Required work: Find each line in the data below that contains the string "name" and copy those lines out in full. The match is case-sensitive.

---------- Listing ----------

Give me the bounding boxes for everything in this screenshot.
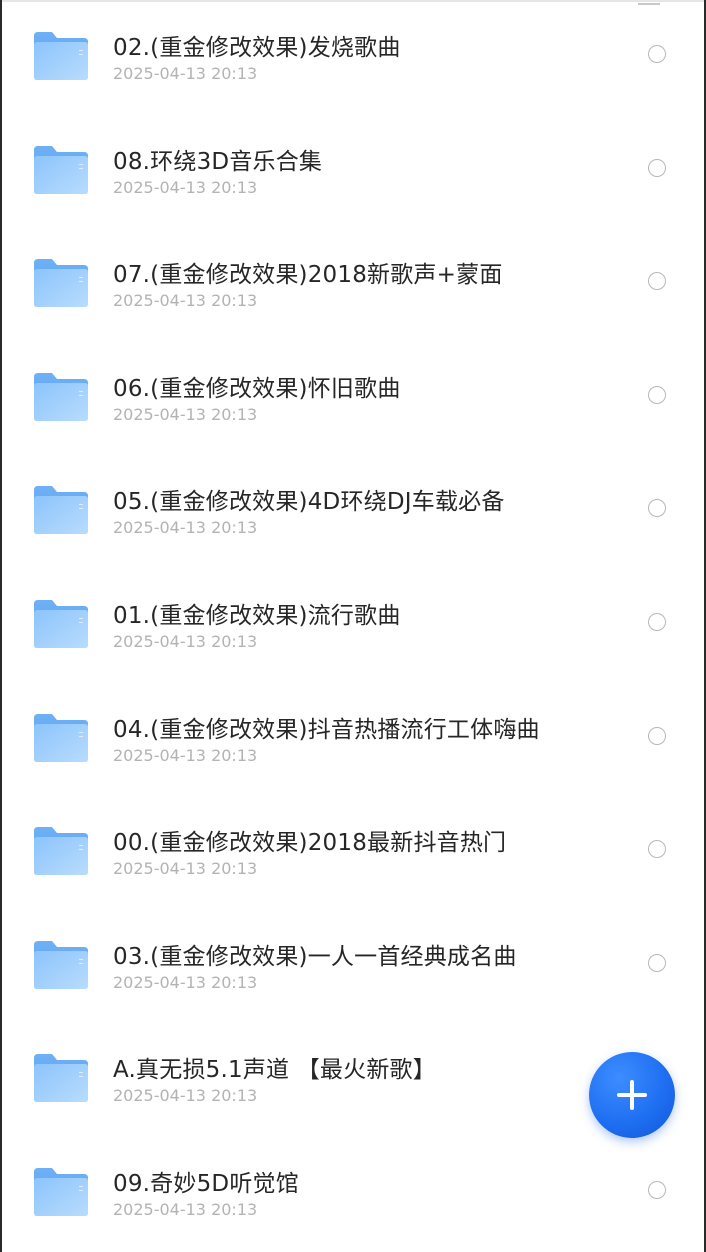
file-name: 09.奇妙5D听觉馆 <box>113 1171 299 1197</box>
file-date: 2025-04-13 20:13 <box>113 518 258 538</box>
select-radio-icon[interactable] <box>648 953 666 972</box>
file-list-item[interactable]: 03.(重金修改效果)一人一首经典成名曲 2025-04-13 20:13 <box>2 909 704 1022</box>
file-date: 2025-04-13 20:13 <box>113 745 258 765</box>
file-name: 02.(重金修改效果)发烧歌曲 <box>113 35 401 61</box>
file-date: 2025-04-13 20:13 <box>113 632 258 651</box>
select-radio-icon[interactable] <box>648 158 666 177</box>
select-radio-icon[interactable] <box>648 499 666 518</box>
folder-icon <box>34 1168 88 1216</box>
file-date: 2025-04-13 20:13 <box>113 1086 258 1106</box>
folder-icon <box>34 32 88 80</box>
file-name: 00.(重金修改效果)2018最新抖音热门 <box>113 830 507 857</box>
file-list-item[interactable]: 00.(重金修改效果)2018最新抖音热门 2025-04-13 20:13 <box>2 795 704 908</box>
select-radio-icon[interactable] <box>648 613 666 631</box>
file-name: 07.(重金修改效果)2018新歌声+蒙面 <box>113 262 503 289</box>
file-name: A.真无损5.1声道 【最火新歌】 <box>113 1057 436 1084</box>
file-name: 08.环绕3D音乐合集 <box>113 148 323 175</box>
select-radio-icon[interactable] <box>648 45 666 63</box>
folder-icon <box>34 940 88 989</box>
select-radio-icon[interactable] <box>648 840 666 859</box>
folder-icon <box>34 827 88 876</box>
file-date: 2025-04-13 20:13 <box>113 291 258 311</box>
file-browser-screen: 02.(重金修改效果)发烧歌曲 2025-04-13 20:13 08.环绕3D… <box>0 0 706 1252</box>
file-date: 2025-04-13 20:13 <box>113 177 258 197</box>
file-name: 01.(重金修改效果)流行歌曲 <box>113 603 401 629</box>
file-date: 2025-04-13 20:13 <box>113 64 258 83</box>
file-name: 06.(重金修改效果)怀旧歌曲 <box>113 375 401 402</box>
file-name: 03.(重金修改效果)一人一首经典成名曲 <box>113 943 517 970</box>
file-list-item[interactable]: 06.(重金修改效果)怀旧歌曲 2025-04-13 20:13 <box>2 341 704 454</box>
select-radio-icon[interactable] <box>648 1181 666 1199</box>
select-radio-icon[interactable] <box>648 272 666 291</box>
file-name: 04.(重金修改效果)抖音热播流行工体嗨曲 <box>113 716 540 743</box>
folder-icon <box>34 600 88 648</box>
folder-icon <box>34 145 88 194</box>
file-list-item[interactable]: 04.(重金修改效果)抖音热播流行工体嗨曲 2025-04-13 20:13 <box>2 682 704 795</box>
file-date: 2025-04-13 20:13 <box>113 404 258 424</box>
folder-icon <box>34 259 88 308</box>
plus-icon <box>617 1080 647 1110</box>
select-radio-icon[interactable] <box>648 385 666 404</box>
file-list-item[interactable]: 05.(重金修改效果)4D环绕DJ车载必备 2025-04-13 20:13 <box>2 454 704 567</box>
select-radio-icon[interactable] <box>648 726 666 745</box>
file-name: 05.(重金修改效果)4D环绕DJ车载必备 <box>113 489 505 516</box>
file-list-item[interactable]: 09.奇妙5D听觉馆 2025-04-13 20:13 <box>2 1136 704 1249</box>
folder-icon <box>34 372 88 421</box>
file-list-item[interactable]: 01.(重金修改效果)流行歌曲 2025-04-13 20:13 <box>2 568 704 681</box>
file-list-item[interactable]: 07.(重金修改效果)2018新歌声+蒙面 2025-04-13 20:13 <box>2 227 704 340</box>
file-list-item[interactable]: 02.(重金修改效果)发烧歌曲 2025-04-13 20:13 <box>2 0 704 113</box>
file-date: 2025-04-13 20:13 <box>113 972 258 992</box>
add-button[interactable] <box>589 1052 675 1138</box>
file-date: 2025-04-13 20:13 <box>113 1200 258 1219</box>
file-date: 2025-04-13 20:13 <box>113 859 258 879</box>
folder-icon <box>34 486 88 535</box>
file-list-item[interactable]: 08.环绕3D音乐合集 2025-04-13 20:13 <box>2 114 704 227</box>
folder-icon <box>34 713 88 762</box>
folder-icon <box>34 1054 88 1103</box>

----------
---------- Listing ----------

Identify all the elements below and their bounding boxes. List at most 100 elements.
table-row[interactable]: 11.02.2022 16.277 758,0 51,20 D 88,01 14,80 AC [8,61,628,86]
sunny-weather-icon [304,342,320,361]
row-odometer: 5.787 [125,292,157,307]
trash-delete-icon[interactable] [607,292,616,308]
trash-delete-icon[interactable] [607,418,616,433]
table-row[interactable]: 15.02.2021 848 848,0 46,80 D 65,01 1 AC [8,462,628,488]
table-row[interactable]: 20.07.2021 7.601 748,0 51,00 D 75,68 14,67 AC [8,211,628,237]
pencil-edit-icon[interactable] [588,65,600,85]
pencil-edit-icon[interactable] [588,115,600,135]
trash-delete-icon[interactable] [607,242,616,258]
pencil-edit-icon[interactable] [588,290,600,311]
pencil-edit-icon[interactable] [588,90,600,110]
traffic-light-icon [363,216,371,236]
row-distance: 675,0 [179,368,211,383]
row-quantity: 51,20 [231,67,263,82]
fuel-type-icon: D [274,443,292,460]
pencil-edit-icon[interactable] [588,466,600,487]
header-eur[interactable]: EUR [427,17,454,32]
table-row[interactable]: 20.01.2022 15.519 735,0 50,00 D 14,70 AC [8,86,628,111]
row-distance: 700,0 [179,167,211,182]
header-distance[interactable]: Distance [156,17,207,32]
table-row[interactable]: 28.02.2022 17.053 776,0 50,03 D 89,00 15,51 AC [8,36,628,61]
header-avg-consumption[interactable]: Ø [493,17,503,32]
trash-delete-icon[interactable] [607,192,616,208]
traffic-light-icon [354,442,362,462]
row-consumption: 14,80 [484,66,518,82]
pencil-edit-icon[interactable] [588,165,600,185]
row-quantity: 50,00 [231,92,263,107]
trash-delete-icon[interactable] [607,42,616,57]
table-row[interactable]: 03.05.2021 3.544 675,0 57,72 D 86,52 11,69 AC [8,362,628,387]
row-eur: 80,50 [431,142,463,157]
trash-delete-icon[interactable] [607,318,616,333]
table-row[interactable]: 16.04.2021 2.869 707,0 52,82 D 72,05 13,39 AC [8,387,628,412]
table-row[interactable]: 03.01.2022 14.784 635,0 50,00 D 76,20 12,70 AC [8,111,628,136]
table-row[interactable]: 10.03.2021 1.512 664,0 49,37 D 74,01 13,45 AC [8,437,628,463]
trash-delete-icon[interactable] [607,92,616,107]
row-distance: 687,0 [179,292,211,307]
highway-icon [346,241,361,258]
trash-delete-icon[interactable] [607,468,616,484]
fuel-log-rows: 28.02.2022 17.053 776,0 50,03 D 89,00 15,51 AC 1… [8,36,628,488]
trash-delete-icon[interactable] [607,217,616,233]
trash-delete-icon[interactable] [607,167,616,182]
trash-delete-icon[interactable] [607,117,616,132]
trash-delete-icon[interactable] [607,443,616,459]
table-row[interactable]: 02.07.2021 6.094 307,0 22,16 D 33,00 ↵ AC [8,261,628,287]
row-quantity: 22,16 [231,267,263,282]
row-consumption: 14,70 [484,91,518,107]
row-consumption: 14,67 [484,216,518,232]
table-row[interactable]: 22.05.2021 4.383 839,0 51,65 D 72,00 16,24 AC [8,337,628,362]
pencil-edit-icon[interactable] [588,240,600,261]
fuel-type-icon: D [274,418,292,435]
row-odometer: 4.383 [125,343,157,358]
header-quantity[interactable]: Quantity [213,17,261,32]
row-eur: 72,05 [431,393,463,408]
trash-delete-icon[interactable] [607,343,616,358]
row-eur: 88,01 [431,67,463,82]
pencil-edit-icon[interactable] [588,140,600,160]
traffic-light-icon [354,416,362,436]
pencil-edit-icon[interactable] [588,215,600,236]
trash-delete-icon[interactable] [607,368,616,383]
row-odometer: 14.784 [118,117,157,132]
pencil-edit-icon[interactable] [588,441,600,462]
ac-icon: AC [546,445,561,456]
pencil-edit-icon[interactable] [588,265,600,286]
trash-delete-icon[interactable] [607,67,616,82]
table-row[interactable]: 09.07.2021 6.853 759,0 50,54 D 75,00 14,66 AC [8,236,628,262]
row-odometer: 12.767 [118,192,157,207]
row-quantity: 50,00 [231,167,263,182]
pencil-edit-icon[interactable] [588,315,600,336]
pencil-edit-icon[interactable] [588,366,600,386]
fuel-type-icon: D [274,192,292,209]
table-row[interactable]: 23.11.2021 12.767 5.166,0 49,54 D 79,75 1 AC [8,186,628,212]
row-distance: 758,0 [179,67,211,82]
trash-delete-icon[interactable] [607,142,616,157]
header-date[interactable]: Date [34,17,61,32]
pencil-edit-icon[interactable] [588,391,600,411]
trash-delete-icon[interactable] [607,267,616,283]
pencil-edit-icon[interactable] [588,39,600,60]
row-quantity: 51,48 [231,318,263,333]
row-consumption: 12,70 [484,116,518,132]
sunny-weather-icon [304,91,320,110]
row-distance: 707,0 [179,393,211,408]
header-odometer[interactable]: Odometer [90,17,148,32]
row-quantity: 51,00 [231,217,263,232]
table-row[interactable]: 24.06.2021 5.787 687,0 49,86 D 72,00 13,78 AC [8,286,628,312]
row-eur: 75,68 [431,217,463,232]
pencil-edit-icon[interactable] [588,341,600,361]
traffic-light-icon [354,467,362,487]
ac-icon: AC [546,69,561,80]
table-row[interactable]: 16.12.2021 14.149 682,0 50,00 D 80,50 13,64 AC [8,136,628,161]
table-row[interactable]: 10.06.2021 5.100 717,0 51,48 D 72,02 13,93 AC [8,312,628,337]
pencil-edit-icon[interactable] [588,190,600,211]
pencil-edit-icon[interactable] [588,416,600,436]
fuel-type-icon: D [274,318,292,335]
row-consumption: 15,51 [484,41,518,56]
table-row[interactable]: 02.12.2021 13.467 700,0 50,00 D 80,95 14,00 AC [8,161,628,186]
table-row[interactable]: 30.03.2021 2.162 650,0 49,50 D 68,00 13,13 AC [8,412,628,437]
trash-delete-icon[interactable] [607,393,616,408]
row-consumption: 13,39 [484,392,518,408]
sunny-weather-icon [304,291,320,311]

----------
---------- Listing ----------

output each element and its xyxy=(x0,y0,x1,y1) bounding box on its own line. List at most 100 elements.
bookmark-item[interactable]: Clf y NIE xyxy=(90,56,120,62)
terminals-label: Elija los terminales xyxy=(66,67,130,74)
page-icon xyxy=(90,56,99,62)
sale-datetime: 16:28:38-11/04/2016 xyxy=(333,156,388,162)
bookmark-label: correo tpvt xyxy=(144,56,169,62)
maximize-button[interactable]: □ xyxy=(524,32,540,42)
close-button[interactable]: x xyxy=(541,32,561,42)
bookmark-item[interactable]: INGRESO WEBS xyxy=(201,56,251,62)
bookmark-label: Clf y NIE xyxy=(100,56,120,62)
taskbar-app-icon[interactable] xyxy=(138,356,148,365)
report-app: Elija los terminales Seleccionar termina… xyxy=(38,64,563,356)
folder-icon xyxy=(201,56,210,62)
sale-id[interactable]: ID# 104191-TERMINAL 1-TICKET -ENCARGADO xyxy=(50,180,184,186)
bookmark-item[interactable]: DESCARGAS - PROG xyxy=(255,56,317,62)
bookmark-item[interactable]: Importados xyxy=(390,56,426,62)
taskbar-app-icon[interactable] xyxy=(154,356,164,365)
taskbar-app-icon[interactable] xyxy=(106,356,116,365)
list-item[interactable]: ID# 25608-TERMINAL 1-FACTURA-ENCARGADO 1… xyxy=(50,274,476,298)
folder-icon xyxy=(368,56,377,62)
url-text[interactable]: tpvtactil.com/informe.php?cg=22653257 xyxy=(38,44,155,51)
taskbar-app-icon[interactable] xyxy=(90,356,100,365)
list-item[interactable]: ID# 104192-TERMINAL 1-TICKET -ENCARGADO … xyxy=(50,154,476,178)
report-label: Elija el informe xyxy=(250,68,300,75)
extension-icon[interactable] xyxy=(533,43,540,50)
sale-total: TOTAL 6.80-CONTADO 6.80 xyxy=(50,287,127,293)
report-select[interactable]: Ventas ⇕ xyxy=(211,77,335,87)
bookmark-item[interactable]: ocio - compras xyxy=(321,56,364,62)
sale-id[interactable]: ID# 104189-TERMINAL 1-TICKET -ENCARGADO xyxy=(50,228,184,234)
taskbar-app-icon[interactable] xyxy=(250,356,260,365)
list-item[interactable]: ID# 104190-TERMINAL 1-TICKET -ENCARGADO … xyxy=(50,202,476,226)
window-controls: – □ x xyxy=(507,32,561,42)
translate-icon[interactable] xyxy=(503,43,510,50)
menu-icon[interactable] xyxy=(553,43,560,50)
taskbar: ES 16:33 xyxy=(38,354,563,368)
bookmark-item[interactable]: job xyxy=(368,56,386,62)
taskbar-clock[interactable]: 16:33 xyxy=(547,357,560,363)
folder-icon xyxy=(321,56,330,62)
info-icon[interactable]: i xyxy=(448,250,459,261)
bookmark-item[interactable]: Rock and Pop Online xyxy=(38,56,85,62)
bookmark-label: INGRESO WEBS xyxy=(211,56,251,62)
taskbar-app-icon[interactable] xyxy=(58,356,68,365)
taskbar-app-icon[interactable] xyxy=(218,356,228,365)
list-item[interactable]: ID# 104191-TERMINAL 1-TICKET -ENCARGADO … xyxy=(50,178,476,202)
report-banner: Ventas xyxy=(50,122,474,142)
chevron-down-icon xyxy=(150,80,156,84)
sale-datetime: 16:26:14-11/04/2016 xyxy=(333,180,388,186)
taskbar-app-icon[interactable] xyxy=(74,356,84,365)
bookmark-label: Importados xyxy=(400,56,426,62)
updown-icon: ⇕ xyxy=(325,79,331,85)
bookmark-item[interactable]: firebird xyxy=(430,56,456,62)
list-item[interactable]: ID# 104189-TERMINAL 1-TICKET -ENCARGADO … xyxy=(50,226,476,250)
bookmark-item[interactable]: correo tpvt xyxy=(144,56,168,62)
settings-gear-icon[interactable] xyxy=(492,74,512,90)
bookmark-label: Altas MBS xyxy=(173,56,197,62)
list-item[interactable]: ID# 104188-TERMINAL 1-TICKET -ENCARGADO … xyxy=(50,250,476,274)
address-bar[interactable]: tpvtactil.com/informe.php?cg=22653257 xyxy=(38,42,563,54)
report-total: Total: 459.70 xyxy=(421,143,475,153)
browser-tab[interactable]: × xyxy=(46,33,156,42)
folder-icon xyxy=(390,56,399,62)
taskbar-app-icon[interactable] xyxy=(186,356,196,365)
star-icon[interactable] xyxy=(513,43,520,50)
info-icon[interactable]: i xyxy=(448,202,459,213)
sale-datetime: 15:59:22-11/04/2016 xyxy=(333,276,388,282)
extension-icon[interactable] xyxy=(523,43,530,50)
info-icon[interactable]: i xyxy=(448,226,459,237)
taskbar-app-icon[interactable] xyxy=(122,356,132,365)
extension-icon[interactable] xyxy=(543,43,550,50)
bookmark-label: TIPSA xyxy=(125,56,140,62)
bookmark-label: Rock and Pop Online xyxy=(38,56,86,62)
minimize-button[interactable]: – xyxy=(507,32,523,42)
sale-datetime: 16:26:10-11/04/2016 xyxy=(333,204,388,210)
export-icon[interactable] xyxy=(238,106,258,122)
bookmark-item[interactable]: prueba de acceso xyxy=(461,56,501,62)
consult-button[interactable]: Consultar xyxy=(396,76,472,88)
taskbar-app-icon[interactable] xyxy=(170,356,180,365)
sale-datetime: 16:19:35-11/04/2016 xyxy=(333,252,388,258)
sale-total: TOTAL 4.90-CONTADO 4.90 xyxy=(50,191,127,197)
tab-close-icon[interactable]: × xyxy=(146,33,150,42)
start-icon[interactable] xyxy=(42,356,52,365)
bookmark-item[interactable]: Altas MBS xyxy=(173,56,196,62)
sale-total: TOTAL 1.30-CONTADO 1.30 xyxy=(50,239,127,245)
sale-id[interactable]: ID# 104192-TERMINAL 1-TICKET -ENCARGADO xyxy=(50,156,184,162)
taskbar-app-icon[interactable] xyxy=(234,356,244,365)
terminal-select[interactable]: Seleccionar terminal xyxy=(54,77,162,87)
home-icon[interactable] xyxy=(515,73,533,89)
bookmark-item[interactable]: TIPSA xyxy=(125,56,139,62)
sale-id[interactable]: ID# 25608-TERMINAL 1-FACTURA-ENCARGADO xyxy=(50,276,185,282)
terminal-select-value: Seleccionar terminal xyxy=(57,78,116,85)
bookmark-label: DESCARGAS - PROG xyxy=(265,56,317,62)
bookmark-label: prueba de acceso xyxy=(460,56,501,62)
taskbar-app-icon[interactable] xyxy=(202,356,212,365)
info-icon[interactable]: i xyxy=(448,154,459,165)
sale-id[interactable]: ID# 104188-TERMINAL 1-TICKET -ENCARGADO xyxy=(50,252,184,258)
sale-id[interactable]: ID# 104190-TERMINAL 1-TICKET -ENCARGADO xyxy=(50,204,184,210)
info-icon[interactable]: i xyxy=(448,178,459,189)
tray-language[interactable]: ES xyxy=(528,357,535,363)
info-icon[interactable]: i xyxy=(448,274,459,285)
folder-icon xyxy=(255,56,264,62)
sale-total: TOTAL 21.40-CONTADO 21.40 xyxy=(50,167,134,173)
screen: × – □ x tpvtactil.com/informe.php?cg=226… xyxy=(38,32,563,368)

----------

Expected output:
file-name: 09.奇妙5D听觉馆 <box>113 1171 299 1197</box>
file-name: 02.(重金修改效果)发烧歌曲 <box>113 35 401 61</box>
file-name: 00.(重金修改效果)2018最新抖音热门 <box>113 830 507 857</box>
file-name: 07.(重金修改效果)2018新歌声+蒙面 <box>113 262 503 289</box>
file-name: A.真无损5.1声道 【最火新歌】 <box>113 1057 436 1084</box>
file-name: 08.环绕3D音乐合集 <box>113 148 323 175</box>
file-name: 01.(重金修改效果)流行歌曲 <box>113 603 401 629</box>
file-name: 06.(重金修改效果)怀旧歌曲 <box>113 375 401 402</box>
file-name: 03.(重金修改效果)一人一首经典成名曲 <box>113 943 517 970</box>
file-name: 04.(重金修改效果)抖音热播流行工体嗨曲 <box>113 716 540 743</box>
file-name: 05.(重金修改效果)4D环绕DJ车载必备 <box>113 489 505 516</box>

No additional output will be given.